**Task details:** Work out how many lines in the data hold the word "JSON", and reply with that number only.

## begin Supplied entries

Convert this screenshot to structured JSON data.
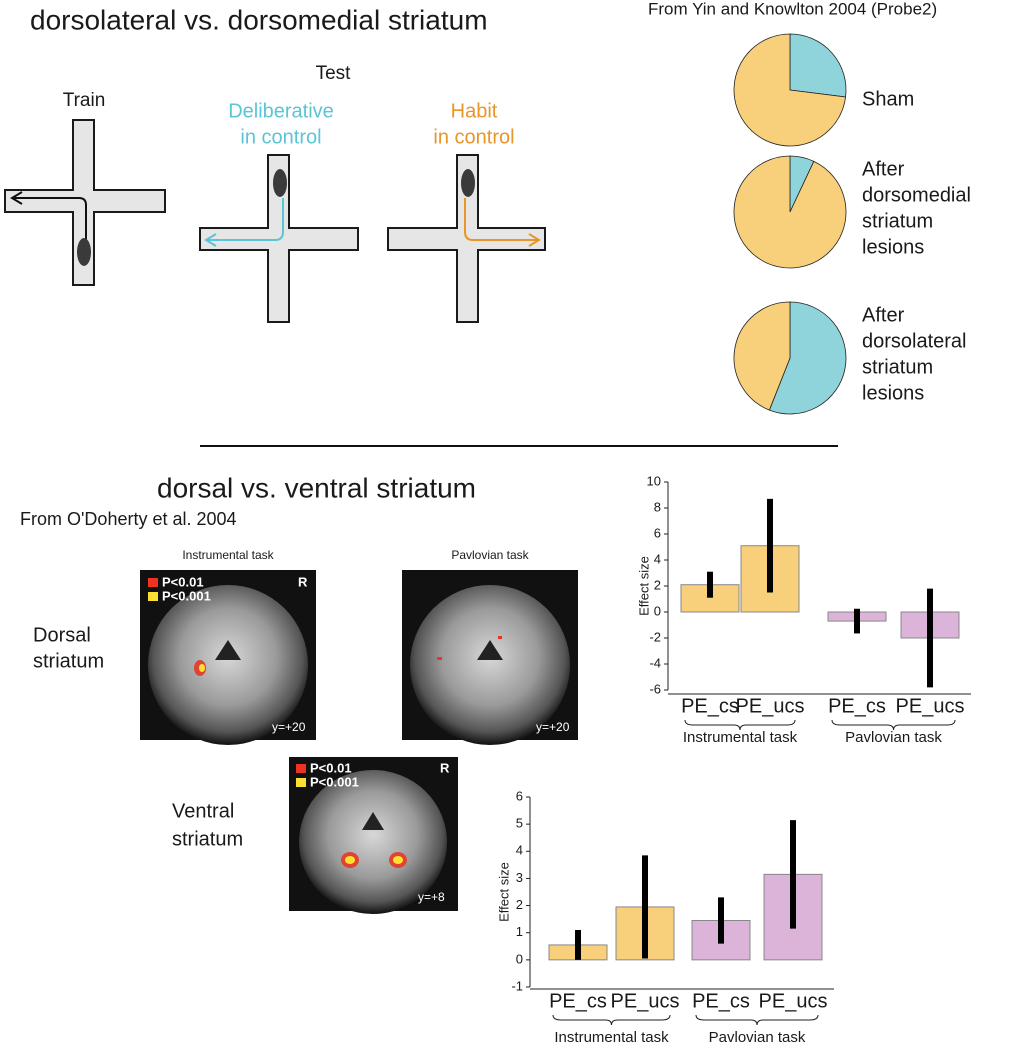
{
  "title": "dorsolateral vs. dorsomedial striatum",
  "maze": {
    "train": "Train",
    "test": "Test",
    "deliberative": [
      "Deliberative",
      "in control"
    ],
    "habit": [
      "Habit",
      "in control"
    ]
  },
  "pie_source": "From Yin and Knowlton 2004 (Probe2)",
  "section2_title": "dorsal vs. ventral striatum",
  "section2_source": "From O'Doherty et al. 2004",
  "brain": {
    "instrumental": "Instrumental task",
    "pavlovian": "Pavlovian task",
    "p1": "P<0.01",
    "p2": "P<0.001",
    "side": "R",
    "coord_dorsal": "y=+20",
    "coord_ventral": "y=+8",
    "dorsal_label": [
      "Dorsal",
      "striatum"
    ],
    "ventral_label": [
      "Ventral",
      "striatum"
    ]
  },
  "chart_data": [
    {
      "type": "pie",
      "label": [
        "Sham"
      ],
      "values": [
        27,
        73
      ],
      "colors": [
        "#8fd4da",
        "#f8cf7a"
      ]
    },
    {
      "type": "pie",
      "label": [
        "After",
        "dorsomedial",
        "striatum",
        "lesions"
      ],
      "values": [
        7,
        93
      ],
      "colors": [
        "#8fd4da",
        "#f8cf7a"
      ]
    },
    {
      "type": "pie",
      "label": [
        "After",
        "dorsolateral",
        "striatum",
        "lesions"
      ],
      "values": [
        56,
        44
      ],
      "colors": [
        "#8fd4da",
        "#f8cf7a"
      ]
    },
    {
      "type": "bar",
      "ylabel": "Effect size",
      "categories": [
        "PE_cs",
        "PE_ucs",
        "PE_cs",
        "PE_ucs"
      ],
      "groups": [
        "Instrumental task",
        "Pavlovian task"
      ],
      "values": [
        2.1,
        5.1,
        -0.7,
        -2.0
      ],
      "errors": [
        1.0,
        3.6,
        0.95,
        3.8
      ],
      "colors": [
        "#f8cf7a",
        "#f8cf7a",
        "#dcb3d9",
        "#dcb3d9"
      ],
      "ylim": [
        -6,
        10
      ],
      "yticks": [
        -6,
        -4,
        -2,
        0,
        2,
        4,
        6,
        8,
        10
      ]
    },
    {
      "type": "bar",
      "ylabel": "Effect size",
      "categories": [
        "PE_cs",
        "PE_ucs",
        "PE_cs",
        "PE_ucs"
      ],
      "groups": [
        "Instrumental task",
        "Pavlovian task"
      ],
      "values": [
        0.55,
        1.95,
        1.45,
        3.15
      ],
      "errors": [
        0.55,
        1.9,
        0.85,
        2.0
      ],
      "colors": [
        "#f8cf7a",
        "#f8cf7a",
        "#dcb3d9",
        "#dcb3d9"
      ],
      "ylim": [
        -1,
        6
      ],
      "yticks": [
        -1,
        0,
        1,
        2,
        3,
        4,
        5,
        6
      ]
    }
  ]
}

## end Supplied entries
## begin Supplied entries

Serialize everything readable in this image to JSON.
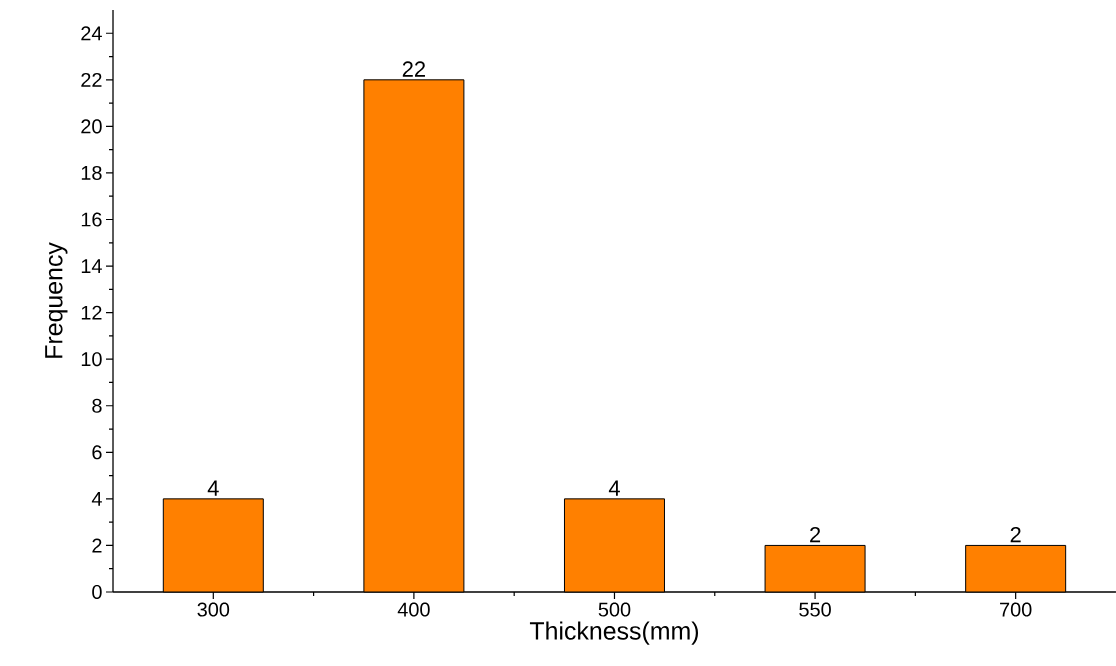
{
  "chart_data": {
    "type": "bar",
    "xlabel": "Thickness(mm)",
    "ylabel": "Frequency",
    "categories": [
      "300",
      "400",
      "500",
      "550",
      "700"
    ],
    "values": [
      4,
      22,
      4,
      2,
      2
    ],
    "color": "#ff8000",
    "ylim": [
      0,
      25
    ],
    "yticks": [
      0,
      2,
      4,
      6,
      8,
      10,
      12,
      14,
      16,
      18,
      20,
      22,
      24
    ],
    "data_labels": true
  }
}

## end Supplied entries

**Exercise output:** 2